* Begin RECORDS PROVIDED *
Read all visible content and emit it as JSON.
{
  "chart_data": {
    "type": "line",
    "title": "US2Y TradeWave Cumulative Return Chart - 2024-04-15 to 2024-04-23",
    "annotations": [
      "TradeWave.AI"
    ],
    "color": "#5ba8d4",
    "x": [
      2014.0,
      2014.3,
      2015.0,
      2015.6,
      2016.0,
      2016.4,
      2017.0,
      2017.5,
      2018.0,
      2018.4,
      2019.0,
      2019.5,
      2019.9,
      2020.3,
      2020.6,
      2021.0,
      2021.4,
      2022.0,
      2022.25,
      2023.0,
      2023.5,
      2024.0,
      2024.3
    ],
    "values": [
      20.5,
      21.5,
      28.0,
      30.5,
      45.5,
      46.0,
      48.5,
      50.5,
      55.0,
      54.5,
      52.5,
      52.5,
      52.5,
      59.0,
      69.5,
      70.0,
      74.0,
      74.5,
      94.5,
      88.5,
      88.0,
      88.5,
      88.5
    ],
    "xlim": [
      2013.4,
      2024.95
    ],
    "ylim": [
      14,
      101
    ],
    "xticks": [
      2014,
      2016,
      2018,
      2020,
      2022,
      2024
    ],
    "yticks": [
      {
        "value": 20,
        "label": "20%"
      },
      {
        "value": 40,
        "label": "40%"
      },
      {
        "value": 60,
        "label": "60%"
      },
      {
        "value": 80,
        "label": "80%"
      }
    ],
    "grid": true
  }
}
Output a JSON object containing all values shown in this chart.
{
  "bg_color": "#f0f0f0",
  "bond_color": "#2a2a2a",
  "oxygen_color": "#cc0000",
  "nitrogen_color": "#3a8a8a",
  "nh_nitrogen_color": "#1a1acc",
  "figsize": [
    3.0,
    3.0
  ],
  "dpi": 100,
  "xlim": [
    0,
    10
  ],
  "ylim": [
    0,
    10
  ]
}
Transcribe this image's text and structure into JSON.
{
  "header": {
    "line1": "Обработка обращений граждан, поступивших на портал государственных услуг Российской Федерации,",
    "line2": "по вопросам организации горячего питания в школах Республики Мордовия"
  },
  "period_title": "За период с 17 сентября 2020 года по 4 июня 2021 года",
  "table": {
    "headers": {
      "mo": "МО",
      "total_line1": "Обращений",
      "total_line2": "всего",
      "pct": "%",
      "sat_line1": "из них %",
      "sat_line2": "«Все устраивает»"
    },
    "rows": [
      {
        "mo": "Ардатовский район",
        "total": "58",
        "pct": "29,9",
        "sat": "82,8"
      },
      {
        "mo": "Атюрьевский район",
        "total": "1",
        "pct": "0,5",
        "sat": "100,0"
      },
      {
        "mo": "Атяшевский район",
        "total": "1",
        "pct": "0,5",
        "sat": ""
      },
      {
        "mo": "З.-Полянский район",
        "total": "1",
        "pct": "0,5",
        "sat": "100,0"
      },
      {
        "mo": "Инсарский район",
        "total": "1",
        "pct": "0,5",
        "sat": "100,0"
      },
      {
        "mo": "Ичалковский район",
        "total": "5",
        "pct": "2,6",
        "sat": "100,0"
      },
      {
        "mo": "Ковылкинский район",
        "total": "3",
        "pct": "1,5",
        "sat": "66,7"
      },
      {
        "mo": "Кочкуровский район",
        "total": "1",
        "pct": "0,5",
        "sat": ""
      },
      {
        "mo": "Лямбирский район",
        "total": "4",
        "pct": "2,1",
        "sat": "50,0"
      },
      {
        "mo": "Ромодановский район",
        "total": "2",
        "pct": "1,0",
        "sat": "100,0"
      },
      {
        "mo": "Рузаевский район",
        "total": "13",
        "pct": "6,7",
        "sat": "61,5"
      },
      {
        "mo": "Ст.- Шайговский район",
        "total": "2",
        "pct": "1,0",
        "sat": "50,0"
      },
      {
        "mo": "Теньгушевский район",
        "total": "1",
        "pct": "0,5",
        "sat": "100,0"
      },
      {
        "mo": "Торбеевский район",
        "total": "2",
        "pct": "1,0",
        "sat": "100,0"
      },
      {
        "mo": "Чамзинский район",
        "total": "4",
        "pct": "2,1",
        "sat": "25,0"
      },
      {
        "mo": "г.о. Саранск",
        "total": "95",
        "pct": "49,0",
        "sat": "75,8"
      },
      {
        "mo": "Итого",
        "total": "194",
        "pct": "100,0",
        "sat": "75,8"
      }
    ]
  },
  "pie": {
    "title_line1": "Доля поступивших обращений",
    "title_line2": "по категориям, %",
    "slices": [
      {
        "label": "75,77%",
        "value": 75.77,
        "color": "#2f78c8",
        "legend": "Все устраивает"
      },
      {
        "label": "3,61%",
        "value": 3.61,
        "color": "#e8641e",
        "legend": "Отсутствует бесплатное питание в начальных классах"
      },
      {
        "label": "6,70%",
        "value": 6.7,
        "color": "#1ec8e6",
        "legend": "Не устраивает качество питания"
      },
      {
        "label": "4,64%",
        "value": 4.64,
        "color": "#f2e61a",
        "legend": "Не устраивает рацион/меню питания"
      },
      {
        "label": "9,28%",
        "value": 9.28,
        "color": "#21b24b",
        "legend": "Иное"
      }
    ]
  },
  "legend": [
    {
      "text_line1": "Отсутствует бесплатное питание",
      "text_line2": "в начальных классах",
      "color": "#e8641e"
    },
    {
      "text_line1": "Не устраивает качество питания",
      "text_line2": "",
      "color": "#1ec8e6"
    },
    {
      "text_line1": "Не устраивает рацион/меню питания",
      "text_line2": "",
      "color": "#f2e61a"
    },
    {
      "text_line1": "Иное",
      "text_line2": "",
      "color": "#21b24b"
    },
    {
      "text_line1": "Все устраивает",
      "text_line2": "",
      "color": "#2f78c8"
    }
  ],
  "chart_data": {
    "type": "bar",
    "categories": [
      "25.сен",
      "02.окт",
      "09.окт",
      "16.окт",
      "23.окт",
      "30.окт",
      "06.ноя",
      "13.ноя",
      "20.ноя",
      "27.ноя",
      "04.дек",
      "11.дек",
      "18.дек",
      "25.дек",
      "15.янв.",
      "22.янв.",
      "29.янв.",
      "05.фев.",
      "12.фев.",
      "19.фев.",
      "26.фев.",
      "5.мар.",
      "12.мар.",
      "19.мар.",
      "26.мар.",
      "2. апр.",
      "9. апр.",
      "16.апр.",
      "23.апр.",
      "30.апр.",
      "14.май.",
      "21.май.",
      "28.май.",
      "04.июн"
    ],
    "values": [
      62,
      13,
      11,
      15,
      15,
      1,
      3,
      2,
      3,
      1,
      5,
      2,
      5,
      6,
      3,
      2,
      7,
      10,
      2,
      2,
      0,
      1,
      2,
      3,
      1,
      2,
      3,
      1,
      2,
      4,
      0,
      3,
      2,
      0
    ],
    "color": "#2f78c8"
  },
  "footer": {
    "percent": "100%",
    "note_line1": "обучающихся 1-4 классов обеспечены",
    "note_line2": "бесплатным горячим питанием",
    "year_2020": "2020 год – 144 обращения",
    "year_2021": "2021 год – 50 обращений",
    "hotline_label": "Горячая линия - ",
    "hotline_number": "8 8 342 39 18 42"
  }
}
* End RECORDS PROVIDED *
PROBLEM STATEMENT: Retype all of the entries precisely as they are.

WORKED SOLUTION:
Read all visible content and emit it as JSON.
{
  "chart_data": {
    "type": "line",
    "title": "US2Y TradeWave Cumulative Return Chart - 2024-04-15 to 2024-04-23",
    "annotations": [
      "TradeWave.AI"
    ],
    "color": "#5ba8d4",
    "x": [
      2014.0,
      2014.3,
      2015.0,
      2015.6,
      2016.0,
      2016.4,
      2017.0,
      2017.5,
      2018.0,
      2018.4,
      2019.0,
      2019.5,
      2019.9,
      2020.3,
      2020.6,
      2021.0,
      2021.4,
      2022.0,
      2022.25,
      2023.0,
      2023.5,
      2024.0,
      2024.3
    ],
    "values": [
      20.5,
      21.5,
      28.0,
      30.5,
      45.5,
      46.0,
      48.5,
      50.5,
      55.0,
      54.5,
      52.5,
      52.5,
      52.5,
      59.0,
      69.5,
      70.0,
      74.0,
      74.5,
      94.5,
      88.5,
      88.0,
      88.5,
      88.5
    ],
    "xlim": [
      2013.4,
      2024.95
    ],
    "ylim": [
      14,
      101
    ],
    "xticks": [
      2014,
      2016,
      2018,
      2020,
      2022,
      2024
    ],
    "yticks": [
      {
        "value": 20,
        "label": "20%"
      },
      {
        "value": 40,
        "label": "40%"
      },
      {
        "value": 60,
        "label": "60%"
      },
      {
        "value": 80,
        "label": "80%"
      }
    ],
    "grid": true
  }
}
Output a JSON object containing all values shown in this chart.
{
  "bg_color": "#f0f0f0",
  "bond_color": "#2a2a2a",
  "oxygen_color": "#cc0000",
  "nitrogen_color": "#3a8a8a",
  "nh_nitrogen_color": "#1a1acc",
  "figsize": [
    3.0,
    3.0
  ],
  "dpi": 100,
  "xlim": [
    0,
    10
  ],
  "ylim": [
    0,
    10
  ]
}
Transcribe this image's text and structure into JSON.
{
  "header": {
    "line1": "Обработка обращений граждан, поступивших на портал государственных услуг Российской Федерации,",
    "line2": "по вопросам организации горячего питания в школах Республики Мордовия"
  },
  "period_title": "За период с 17 сентября 2020 года по 4 июня 2021 года",
  "table": {
    "headers": {
      "mo": "МО",
      "total_line1": "Обращений",
      "total_line2": "всего",
      "pct": "%",
      "sat_line1": "из них %",
      "sat_line2": "«Все устраивает»"
    },
    "rows": [
      {
        "mo": "Ардатовский район",
        "total": "58",
        "pct": "29,9",
        "sat": "82,8"
      },
      {
        "mo": "Атюрьевский район",
        "total": "1",
        "pct": "0,5",
        "sat": "100,0"
      },
      {
        "mo": "Атяшевский район",
        "total": "1",
        "pct": "0,5",
        "sat": ""
      },
      {
        "mo": "З.-Полянский район",
        "total": "1",
        "pct": "0,5",
        "sat": "100,0"
      },
      {
        "mo": "Инсарский район",
        "total": "1",
        "pct": "0,5",
        "sat": "100,0"
      },
      {
        "mo": "Ичалковский район",
        "total": "5",
        "pct": "2,6",
        "sat": "100,0"
      },
      {
        "mo": "Ковылкинский район",
        "total": "3",
        "pct": "1,5",
        "sat": "66,7"
      },
      {
        "mo": "Кочкуровский район",
        "total": "1",
        "pct": "0,5",
        "sat": ""
      },
      {
        "mo": "Лямбирский район",
        "total": "4",
        "pct": "2,1",
        "sat": "50,0"
      },
      {
        "mo": "Ромодановский район",
        "total": "2",
        "pct": "1,0",
        "sat": "100,0"
      },
      {
        "mo": "Рузаевский район",
        "total": "13",
        "pct": "6,7",
        "sat": "61,5"
      },
      {
        "mo": "Ст.- Шайговский район",
        "total": "2",
        "pct": "1,0",
        "sat": "50,0"
      },
      {
        "mo": "Теньгушевский район",
        "total": "1",
        "pct": "0,5",
        "sat": "100,0"
      },
      {
        "mo": "Торбеевский район",
        "total": "2",
        "pct": "1,0",
        "sat": "100,0"
      },
      {
        "mo": "Чамзинский район",
        "total": "4",
        "pct": "2,1",
        "sat": "25,0"
      },
      {
        "mo": "г.о. Саранск",
        "total": "95",
        "pct": "49,0",
        "sat": "75,8"
      },
      {
        "mo": "Итого",
        "total": "194",
        "pct": "100,0",
        "sat": "75,8"
      }
    ]
  },
  "pie": {
    "title_line1": "Доля поступивших обращений",
    "title_line2": "по категориям, %",
    "slices": [
      {
        "label": "75,77%",
        "value": 75.77,
        "color": "#2f78c8",
        "legend": "Все устраивает"
      },
      {
        "label": "3,61%",
        "value": 3.61,
        "color": "#e8641e",
        "legend": "Отсутствует бесплатное питание в начальных классах"
      },
      {
        "label": "6,70%",
        "value": 6.7,
        "color": "#1ec8e6",
        "legend": "Не устраивает качество питания"
      },
      {
        "label": "4,64%",
        "value": 4.64,
        "color": "#f2e61a",
        "legend": "Не устраивает рацион/меню питания"
      },
      {
        "label": "9,28%",
        "value": 9.28,
        "color": "#21b24b",
        "legend": "Иное"
      }
    ]
  },
  "legend": [
    {
      "text_line1": "Отсутствует бесплатное питание",
      "text_line2": "в начальных классах",
      "color": "#e8641e"
    },
    {
      "text_line1": "Не устраивает качество питания",
      "text_line2": "",
      "color": "#1ec8e6"
    },
    {
      "text_line1": "Не устраивает рацион/меню питания",
      "text_line2": "",
      "color": "#f2e61a"
    },
    {
      "text_line1": "Иное",
      "text_line2": "",
      "color": "#21b24b"
    },
    {
      "text_line1": "Все устраивает",
      "text_line2": "",
      "color": "#2f78c8"
    }
  ],
  "chart_data": {
    "type": "bar",
    "categories": [
      "25.сен",
      "02.окт",
      "09.окт",
      "16.окт",
      "23.окт",
      "30.окт",
      "06.ноя",
      "13.ноя",
      "20.ноя",
      "27.ноя",
      "04.дек",
      "11.дек",
      "18.дек",
      "25.дек",
      "15.янв.",
      "22.янв.",
      "29.янв.",
      "05.фев.",
      "12.фев.",
      "19.фев.",
      "26.фев.",
      "5.мар.",
      "12.мар.",
      "19.мар.",
      "26.мар.",
      "2. апр.",
      "9. апр.",
      "16.апр.",
      "23.апр.",
      "30.апр.",
      "14.май.",
      "21.май.",
      "28.май.",
      "04.июн"
    ],
    "values": [
      62,
      13,
      11,
      15,
      15,
      1,
      3,
      2,
      3,
      1,
      5,
      2,
      5,
      6,
      3,
      2,
      7,
      10,
      2,
      2,
      0,
      1,
      2,
      3,
      1,
      2,
      3,
      1,
      2,
      4,
      0,
      3,
      2,
      0
    ],
    "color": "#2f78c8"
  },
  "footer": {
    "percent": "100%",
    "note_line1": "обучающихся 1-4 классов обеспечены",
    "note_line2": "бесплатным горячим питанием",
    "year_2020": "2020 год – 144 обращения",
    "year_2021": "2021 год – 50 обращений",
    "hotline_label": "Горячая линия - ",
    "hotline_number": "8 8 342 39 18 42"
  }
}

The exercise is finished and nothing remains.